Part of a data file
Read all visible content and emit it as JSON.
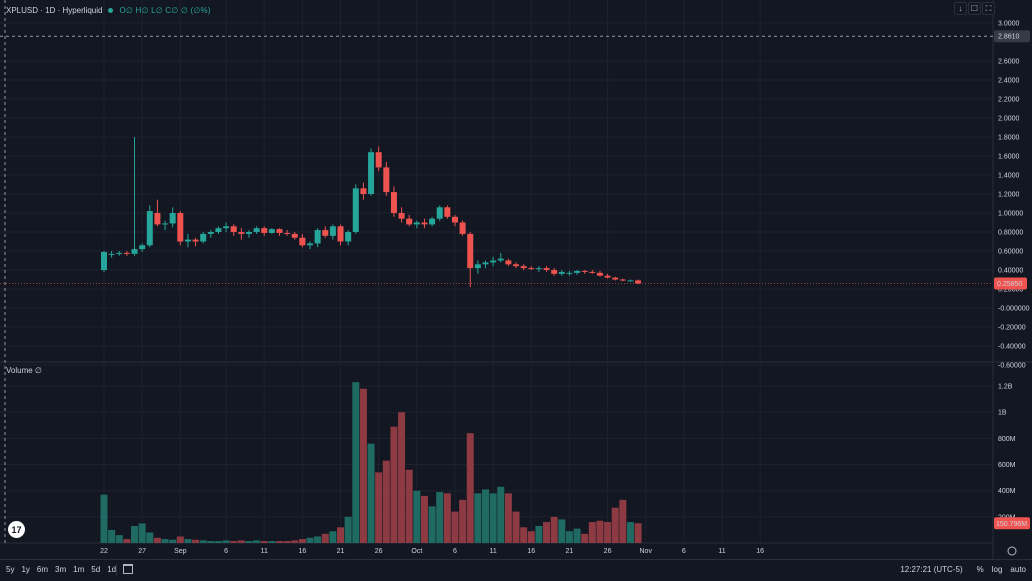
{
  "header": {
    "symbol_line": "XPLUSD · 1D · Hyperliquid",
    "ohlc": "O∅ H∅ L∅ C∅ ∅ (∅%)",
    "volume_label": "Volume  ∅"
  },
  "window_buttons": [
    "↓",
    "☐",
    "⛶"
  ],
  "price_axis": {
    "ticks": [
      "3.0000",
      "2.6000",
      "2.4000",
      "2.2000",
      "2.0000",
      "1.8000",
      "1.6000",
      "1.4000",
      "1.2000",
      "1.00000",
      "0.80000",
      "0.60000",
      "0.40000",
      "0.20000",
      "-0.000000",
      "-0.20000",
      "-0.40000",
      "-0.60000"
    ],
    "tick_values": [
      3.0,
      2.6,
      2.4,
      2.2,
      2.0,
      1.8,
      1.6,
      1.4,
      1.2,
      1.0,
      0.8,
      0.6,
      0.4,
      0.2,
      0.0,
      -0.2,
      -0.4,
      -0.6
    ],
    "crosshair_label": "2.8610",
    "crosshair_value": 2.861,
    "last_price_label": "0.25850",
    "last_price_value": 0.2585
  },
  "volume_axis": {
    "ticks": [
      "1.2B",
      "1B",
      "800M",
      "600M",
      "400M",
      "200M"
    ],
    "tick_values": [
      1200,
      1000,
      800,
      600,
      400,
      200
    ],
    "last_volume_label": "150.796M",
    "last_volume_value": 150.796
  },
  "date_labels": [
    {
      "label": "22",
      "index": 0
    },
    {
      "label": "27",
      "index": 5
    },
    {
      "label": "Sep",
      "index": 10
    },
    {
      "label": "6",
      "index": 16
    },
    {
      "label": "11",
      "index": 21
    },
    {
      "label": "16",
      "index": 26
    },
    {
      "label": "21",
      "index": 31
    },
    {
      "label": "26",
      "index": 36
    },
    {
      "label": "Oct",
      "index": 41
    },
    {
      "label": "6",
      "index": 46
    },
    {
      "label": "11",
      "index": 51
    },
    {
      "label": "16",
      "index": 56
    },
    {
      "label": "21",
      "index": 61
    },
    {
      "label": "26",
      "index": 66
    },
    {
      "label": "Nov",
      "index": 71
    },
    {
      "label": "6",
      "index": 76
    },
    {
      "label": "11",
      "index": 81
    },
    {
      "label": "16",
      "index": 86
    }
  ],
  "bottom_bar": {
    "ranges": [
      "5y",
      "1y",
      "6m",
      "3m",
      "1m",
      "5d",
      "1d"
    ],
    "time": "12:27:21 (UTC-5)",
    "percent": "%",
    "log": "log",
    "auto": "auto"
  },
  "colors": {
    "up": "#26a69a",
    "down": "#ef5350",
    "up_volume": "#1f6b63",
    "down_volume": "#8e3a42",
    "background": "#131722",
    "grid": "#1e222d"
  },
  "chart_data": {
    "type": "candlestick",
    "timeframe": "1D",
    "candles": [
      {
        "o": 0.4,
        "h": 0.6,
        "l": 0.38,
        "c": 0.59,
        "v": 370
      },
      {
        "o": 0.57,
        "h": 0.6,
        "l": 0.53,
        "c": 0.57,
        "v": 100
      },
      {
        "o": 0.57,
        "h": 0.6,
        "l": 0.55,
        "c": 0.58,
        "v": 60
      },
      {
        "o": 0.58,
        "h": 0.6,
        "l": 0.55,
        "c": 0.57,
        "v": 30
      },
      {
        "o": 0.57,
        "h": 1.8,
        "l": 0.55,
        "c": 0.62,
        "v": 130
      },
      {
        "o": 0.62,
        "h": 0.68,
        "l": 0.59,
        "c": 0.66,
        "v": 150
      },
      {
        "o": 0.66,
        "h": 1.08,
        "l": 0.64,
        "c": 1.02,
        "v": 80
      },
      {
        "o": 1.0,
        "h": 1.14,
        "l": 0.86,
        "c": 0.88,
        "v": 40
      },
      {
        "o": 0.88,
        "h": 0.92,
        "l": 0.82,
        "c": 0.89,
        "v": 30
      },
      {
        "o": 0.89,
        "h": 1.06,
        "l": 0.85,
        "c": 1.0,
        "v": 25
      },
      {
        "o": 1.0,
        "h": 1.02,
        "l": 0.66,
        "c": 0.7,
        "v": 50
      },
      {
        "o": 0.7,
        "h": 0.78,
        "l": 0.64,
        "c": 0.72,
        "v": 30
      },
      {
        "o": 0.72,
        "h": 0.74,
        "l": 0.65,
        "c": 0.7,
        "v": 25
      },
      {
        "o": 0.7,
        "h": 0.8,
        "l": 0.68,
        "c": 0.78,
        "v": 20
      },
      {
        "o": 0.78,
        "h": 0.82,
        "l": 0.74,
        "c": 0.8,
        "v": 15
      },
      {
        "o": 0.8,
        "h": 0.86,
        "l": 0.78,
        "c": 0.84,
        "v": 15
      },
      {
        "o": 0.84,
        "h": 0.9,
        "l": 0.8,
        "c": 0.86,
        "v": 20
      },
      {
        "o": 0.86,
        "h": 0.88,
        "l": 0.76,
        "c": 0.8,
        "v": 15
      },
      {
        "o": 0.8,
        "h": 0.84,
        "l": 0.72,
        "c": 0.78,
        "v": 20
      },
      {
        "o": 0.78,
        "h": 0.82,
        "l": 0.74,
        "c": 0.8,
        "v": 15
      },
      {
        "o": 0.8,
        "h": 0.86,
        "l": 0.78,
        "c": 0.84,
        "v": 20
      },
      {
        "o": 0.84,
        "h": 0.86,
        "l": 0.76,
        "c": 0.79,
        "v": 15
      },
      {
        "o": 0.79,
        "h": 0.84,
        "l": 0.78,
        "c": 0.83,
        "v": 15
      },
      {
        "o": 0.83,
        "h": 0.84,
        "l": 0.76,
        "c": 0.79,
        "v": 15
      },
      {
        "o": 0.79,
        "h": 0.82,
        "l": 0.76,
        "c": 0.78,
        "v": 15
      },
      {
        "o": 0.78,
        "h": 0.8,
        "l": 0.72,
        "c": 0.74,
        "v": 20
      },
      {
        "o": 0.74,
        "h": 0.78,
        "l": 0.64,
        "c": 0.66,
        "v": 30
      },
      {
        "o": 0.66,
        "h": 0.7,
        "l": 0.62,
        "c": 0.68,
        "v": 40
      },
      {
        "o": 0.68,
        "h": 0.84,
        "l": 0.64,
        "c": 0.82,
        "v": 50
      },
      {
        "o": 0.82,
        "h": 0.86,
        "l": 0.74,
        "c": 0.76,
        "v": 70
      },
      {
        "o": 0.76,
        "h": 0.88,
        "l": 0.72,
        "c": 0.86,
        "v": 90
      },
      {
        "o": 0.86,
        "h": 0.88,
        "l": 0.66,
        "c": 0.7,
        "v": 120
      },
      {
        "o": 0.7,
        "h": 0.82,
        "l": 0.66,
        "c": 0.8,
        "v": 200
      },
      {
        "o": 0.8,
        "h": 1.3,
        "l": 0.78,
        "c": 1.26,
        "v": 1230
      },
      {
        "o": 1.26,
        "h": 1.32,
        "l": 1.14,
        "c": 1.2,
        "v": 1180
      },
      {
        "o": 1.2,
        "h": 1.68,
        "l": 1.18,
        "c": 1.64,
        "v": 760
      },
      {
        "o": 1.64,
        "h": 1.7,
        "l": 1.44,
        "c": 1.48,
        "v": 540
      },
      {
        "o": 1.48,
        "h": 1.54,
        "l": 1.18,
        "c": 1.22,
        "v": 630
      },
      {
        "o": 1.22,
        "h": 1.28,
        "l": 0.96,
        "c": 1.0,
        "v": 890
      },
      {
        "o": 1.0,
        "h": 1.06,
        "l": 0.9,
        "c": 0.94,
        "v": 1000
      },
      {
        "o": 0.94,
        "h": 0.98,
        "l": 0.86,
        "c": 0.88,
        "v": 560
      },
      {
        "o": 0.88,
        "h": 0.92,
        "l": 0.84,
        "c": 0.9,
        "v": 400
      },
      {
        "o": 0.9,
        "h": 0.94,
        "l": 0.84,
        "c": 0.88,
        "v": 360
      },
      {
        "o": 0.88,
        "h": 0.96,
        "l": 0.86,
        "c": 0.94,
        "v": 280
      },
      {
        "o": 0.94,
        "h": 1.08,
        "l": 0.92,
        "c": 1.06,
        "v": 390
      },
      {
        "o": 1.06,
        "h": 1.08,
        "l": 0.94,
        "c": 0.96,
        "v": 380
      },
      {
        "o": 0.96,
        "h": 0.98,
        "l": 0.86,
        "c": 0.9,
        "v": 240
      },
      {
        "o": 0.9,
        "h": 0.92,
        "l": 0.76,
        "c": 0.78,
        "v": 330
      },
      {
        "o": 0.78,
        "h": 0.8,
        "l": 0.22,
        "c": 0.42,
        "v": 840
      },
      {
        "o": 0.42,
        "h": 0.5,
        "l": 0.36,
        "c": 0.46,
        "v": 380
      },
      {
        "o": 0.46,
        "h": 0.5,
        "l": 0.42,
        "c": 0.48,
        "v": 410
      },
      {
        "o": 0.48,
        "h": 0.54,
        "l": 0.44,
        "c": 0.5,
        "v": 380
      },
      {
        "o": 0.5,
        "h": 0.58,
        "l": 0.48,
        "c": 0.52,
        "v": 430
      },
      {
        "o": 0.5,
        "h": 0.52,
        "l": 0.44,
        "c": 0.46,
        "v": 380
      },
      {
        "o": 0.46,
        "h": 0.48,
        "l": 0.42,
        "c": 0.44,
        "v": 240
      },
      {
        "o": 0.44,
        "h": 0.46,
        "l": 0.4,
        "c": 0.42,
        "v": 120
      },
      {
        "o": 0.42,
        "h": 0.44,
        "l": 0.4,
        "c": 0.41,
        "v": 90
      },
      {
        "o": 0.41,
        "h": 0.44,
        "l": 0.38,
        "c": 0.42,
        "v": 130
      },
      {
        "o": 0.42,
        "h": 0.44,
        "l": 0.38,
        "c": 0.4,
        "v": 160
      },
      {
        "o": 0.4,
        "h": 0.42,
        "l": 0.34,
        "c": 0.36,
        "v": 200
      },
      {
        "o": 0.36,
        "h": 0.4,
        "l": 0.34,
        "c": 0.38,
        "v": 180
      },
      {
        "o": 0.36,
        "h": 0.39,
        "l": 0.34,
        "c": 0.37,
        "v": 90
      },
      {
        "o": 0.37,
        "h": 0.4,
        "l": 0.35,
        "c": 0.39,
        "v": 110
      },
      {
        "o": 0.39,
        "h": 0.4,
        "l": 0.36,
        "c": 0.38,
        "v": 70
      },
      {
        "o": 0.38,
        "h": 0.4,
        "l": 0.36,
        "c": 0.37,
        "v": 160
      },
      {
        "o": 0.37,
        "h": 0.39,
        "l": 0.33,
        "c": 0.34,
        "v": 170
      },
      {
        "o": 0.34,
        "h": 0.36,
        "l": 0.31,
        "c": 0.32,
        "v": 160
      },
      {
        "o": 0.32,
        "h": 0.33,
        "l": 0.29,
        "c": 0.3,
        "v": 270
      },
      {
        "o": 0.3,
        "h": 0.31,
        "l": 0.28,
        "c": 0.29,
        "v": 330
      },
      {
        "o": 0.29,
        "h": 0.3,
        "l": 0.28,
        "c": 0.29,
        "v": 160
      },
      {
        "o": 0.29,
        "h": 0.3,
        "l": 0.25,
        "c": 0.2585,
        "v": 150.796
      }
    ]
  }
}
--
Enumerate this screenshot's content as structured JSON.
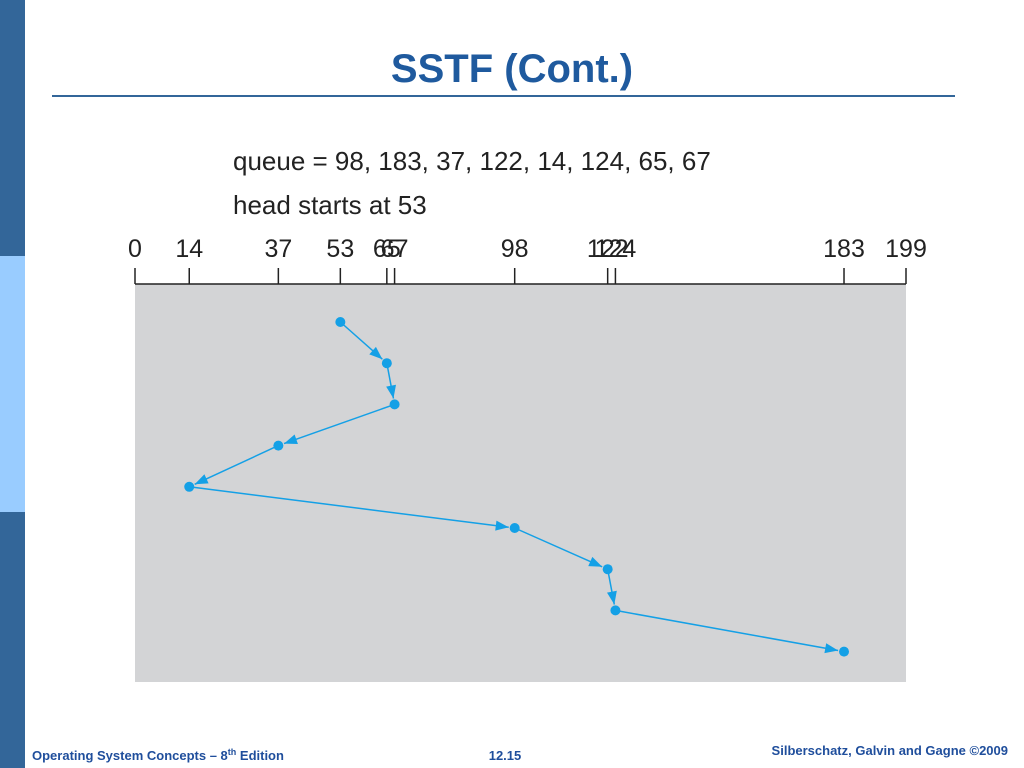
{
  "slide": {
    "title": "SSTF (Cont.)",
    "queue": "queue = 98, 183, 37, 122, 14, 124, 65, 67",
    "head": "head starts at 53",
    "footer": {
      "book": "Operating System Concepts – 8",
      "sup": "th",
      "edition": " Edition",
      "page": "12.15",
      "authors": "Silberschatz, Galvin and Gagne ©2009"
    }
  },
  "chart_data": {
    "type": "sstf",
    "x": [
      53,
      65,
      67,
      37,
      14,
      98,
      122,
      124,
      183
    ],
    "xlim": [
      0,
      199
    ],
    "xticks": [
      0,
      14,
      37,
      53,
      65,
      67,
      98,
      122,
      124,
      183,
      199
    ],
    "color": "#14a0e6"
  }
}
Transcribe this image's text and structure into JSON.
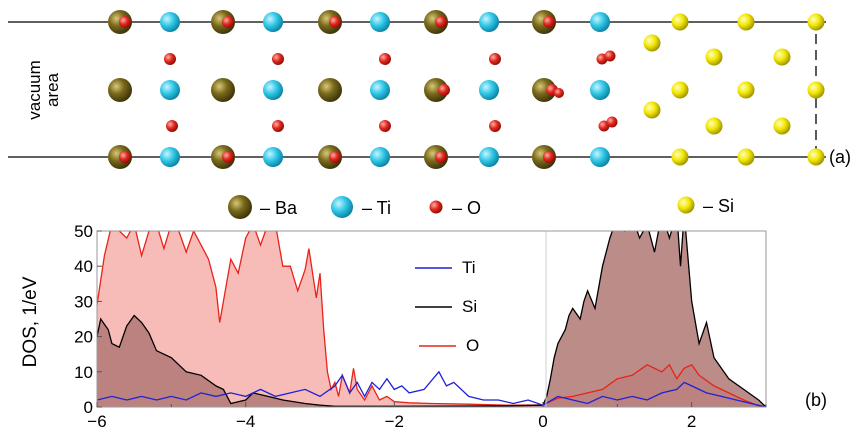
==
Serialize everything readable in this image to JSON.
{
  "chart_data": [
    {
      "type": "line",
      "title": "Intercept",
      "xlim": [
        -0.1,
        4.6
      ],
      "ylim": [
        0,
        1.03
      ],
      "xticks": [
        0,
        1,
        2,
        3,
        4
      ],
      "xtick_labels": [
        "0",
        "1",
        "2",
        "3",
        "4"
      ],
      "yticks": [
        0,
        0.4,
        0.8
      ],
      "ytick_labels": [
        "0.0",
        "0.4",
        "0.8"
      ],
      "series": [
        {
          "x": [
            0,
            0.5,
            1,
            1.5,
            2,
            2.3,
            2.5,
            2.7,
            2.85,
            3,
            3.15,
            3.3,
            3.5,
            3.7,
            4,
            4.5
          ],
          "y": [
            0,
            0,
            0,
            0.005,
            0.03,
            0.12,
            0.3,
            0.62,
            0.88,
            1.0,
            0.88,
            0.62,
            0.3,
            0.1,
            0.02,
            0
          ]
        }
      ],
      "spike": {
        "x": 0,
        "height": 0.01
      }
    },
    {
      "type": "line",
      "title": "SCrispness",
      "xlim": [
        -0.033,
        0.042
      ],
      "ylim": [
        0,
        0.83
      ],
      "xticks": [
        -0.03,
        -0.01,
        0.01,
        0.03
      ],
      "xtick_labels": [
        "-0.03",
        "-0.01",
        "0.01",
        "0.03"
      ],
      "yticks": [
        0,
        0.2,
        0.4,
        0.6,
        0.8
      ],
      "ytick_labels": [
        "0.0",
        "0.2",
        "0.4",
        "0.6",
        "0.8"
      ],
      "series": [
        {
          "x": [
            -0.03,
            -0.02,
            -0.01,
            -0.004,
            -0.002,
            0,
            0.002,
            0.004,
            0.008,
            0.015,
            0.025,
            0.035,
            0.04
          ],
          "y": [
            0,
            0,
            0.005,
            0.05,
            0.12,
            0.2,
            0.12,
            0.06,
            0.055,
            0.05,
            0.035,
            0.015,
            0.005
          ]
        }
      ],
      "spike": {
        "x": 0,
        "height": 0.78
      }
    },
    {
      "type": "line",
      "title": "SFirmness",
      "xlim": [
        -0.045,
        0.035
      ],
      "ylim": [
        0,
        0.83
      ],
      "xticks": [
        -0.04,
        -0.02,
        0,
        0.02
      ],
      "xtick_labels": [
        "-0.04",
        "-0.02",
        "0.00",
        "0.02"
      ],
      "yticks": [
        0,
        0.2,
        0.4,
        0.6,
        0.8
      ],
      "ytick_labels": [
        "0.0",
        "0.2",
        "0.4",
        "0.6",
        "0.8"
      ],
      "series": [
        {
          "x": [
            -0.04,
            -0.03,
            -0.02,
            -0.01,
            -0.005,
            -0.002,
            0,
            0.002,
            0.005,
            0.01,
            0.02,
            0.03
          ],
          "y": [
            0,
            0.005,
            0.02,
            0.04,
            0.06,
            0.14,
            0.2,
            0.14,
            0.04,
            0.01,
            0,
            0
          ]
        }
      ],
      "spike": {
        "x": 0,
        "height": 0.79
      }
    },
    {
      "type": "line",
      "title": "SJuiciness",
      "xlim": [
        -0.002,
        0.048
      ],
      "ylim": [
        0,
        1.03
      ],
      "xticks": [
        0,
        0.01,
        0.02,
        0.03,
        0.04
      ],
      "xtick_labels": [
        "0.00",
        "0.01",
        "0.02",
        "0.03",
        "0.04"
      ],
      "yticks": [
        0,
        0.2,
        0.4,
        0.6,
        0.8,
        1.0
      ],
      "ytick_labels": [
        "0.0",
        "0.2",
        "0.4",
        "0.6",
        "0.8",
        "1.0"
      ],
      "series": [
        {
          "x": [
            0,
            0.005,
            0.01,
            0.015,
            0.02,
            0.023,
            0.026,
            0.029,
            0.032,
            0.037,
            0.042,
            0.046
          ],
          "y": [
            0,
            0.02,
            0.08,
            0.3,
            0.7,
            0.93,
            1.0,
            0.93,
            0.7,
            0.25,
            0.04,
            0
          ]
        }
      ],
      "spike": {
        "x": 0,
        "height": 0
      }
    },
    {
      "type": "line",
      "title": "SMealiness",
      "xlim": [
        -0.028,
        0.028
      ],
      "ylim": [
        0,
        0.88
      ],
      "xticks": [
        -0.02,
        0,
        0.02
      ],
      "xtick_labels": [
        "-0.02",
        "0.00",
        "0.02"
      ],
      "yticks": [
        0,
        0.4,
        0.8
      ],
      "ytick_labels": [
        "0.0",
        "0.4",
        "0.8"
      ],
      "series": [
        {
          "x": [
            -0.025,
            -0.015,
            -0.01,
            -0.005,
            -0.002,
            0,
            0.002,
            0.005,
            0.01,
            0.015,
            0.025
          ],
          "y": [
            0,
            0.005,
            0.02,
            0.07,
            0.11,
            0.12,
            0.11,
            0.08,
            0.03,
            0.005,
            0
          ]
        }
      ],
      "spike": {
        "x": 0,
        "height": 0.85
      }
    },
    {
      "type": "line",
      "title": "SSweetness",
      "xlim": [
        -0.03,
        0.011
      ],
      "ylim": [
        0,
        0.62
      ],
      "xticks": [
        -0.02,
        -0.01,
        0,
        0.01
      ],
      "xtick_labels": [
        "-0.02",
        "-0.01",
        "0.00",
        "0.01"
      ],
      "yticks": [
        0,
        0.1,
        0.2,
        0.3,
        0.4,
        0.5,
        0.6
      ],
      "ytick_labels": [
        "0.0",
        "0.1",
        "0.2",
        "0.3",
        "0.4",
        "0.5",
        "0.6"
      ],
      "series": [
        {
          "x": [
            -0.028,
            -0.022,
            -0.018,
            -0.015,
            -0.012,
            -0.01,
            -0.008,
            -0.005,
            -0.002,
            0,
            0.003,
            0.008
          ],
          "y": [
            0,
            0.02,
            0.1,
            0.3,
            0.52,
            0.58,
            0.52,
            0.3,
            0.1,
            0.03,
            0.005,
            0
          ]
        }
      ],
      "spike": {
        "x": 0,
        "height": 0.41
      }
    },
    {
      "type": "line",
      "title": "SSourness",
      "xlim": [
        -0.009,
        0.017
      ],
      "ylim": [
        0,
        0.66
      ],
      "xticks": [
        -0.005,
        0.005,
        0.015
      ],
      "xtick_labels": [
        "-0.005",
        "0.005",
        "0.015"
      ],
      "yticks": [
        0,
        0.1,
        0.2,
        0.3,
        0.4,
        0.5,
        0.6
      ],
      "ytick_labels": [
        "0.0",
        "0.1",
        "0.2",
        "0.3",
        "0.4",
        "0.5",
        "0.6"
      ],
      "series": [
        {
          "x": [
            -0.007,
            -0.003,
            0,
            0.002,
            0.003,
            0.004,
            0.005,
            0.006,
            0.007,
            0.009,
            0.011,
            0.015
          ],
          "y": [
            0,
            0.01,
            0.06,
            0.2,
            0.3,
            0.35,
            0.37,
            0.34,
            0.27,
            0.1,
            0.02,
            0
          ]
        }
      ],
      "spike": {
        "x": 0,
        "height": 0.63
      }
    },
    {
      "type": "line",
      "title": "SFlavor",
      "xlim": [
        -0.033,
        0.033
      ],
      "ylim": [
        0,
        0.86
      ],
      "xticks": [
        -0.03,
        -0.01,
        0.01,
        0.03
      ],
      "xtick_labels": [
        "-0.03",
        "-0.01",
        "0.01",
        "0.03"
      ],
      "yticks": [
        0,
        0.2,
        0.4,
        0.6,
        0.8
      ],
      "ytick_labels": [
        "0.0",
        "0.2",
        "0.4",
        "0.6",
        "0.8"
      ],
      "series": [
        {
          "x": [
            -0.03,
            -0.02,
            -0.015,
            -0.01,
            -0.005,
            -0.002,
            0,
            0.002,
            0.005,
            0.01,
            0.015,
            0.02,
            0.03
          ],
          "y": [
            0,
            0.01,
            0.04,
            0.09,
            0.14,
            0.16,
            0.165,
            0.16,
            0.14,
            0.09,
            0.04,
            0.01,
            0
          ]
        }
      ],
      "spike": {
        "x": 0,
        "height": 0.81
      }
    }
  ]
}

◆ TASK GOAL
In the listing above, find the line containing "Enumerate this screenshot's" and the line containing "Transcribe this image's". Reproduce those lines and all between them exactly, with no pictures and nothing more.

◆ FINAL ANSWER
Enumerate this screenshot's content as structured JSON.
{
  "slide": {
    "title": "SSTF (Cont.)",
    "queue": "queue = 98, 183, 37, 122, 14, 124, 65, 67",
    "head": "head starts at 53",
    "footer": {
      "book": "Operating System Concepts – 8",
      "sup": "th",
      "edition": " Edition",
      "page": "12.15",
      "authors": "Silberschatz, Galvin and Gagne ©2009"
    }
  },
  "chart_data": {
    "type": "sstf",
    "x": [
      53,
      65,
      67,
      37,
      14,
      98,
      122,
      124,
      183
    ],
    "xlim": [
      0,
      199
    ],
    "xticks": [
      0,
      14,
      37,
      53,
      65,
      67,
      98,
      122,
      124,
      183,
      199
    ],
    "color": "#14a0e6"
  }
}
Transcribe this image's text and structure into JSON.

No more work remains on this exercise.